### Required work
Go through the listing and copy each line with the string "solid".

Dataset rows
-- START --

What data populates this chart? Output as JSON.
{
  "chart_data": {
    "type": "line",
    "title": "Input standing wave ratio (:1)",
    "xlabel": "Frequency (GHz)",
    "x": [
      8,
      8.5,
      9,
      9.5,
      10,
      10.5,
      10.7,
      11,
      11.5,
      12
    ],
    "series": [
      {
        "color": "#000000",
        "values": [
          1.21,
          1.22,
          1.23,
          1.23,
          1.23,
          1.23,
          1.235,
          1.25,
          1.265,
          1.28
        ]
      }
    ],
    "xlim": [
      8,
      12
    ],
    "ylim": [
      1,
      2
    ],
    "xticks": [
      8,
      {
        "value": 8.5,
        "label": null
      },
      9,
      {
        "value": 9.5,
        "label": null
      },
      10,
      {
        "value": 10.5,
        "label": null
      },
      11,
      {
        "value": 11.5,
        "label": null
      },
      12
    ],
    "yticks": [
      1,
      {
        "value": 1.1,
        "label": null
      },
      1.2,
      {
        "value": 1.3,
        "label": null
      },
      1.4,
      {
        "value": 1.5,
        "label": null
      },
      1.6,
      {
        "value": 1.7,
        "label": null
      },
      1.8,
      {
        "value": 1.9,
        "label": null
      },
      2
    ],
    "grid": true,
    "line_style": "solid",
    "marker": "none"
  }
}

-- END --
-- START --

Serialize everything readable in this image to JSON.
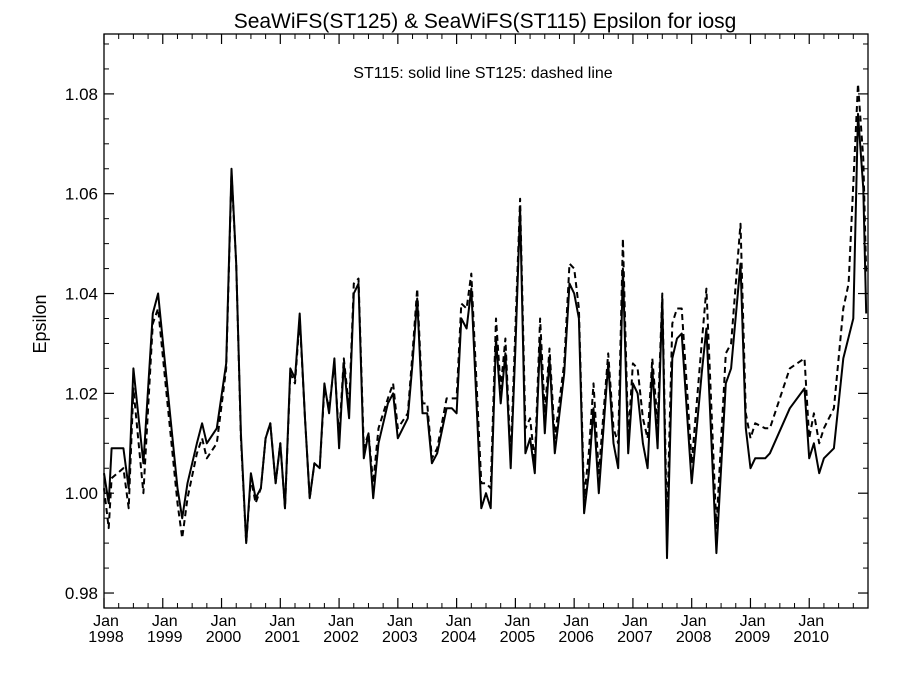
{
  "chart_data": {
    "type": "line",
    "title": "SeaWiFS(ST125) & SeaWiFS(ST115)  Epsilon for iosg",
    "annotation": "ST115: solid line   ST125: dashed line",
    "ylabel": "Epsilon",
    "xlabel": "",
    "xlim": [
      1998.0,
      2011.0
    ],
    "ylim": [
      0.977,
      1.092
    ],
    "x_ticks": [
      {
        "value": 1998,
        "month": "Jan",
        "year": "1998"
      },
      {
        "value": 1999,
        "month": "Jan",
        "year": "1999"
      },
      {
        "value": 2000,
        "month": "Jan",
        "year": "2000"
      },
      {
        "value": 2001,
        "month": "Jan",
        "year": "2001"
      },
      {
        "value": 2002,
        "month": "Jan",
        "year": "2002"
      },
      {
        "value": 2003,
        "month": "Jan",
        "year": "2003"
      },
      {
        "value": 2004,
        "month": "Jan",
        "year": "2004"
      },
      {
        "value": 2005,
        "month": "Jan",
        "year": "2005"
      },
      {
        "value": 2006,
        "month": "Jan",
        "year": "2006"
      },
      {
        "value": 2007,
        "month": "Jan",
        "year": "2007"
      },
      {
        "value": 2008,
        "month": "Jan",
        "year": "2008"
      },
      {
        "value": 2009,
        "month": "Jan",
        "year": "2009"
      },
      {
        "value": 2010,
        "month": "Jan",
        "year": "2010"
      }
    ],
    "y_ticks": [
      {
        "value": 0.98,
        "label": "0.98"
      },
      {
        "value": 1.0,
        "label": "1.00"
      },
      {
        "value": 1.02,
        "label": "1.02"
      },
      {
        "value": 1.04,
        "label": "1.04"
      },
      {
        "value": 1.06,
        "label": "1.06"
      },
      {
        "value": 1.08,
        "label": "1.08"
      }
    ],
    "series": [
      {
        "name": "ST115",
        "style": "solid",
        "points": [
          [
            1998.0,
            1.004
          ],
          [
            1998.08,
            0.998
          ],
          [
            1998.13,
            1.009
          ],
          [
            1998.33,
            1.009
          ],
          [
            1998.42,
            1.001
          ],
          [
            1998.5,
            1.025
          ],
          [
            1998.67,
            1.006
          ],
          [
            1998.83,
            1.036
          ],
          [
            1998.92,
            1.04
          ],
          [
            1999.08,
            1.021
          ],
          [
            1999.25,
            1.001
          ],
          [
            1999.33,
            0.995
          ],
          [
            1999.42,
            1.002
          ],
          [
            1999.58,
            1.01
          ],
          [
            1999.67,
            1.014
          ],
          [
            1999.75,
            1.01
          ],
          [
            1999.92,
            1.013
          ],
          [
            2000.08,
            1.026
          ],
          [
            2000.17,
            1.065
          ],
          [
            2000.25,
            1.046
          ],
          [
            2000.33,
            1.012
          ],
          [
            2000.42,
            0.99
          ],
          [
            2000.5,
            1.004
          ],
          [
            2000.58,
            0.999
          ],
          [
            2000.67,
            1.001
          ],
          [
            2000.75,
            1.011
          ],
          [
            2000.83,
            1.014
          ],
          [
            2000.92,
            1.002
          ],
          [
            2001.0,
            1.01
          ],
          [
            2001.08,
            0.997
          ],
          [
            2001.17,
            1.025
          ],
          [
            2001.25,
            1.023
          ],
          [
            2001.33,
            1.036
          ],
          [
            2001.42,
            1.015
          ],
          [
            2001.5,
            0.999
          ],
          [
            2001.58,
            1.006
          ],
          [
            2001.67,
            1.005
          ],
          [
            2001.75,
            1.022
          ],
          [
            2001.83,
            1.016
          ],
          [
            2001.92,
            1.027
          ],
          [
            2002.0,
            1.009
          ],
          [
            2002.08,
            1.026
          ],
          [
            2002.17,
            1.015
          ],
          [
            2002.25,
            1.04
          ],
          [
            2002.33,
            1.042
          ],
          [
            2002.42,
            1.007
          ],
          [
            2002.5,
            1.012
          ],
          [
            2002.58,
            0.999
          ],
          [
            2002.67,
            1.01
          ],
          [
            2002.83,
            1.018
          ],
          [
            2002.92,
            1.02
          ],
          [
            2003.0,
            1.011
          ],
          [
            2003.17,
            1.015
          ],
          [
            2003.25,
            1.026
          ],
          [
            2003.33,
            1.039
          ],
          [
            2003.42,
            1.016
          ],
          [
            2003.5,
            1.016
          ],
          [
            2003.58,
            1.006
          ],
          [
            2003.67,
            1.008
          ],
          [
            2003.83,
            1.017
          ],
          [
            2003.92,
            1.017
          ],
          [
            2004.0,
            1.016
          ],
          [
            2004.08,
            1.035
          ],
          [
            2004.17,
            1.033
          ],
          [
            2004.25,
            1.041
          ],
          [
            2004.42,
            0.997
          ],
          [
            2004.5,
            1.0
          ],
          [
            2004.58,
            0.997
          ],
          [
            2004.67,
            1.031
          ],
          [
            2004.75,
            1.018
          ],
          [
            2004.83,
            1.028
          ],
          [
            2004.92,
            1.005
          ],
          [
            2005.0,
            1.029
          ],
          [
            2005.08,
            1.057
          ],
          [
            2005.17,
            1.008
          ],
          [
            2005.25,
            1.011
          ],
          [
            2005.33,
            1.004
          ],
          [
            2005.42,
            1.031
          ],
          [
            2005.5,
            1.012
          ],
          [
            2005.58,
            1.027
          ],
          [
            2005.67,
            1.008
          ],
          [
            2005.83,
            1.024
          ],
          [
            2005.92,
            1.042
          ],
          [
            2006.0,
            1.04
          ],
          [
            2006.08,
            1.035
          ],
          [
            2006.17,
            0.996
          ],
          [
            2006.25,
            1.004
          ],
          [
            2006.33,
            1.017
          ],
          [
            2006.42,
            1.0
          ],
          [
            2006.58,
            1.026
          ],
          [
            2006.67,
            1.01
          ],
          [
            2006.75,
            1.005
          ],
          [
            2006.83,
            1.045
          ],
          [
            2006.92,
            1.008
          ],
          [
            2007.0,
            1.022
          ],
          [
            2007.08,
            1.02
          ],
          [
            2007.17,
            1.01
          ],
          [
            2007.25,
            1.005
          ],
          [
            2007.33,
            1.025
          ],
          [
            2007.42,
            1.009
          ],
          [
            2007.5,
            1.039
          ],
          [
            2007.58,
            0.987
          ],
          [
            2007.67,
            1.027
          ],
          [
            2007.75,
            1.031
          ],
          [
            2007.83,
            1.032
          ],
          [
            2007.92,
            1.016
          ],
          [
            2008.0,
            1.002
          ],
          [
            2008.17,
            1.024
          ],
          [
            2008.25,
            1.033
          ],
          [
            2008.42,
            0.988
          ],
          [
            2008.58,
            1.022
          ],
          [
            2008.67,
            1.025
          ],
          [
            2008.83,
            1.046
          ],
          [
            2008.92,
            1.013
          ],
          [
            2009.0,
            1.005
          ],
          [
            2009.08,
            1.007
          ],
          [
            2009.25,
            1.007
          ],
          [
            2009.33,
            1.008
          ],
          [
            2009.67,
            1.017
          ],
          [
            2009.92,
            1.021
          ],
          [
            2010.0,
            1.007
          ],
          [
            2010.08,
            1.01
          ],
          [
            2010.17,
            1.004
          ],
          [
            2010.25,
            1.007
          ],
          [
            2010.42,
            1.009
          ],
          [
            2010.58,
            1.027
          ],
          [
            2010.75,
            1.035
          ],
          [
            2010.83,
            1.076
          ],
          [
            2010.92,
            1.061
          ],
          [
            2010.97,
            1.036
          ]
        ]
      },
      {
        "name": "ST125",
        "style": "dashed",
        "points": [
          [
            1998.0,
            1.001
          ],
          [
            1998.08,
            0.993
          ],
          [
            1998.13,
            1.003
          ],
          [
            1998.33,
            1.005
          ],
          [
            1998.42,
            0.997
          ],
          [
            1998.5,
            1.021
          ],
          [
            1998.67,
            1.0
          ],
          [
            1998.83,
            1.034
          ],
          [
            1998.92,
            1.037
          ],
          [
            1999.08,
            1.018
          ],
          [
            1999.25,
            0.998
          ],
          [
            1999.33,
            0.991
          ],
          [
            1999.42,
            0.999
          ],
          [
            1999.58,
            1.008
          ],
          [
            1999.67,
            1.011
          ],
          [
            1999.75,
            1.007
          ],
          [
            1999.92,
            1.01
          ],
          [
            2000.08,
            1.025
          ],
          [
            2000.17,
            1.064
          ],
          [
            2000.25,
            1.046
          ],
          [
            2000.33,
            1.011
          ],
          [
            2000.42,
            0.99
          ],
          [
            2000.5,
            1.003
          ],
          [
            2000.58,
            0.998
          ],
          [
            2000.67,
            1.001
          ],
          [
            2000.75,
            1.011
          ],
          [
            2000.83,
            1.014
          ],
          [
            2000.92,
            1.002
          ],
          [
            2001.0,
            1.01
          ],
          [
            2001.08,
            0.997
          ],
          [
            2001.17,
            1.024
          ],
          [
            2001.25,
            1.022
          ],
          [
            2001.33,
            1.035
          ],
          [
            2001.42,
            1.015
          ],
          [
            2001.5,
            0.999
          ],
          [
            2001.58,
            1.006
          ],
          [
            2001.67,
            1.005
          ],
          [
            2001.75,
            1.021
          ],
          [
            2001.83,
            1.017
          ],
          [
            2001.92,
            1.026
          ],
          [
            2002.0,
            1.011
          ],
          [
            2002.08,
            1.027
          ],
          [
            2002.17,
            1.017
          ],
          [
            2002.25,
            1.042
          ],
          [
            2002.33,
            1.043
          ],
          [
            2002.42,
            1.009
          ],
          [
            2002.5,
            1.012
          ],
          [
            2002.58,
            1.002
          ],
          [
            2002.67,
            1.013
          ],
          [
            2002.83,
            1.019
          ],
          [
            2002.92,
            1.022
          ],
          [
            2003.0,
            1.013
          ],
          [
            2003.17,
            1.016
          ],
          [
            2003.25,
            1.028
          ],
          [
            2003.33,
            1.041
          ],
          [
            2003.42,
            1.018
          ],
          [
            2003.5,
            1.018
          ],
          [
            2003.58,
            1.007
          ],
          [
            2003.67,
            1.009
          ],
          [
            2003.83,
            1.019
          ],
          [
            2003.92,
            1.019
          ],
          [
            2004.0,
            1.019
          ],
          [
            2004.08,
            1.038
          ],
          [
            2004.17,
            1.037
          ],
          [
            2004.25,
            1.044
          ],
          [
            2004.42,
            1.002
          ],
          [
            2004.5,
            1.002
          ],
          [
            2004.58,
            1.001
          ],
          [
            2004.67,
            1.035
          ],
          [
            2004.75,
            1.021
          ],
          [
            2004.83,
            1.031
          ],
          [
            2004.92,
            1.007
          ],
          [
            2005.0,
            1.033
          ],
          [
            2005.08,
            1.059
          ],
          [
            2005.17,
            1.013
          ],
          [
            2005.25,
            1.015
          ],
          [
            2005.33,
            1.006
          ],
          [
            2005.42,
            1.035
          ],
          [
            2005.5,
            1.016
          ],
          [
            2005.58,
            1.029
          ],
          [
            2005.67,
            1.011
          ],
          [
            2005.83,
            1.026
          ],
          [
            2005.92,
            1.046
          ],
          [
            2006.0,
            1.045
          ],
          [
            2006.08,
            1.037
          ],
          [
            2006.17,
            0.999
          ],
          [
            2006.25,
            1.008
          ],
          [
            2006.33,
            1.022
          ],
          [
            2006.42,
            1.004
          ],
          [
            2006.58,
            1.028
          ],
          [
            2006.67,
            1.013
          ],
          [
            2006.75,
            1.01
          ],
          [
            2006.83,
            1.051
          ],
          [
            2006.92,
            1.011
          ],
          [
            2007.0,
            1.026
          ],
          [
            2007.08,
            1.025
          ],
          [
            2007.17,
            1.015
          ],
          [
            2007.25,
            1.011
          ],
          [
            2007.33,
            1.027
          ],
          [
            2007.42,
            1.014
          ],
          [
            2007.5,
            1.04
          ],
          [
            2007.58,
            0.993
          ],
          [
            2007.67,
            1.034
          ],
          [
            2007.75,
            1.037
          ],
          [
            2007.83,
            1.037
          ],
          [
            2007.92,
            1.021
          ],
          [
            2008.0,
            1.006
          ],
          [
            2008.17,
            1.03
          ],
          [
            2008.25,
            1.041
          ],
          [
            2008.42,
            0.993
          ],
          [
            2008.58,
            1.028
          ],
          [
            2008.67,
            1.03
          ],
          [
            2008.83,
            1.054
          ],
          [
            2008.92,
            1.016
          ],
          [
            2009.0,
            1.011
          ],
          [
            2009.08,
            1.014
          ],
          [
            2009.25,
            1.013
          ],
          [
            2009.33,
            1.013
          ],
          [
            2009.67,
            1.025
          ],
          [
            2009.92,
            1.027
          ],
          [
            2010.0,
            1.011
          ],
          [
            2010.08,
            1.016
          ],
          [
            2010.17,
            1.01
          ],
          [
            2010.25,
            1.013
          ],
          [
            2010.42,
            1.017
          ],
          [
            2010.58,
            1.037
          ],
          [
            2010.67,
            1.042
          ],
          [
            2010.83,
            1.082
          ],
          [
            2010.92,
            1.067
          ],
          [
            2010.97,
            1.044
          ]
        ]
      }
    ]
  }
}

-- END --

### Task solution
    "line_style": "solid",
    "annotation": "ST115: solid line   ST125: dashed line",
        "style": "solid",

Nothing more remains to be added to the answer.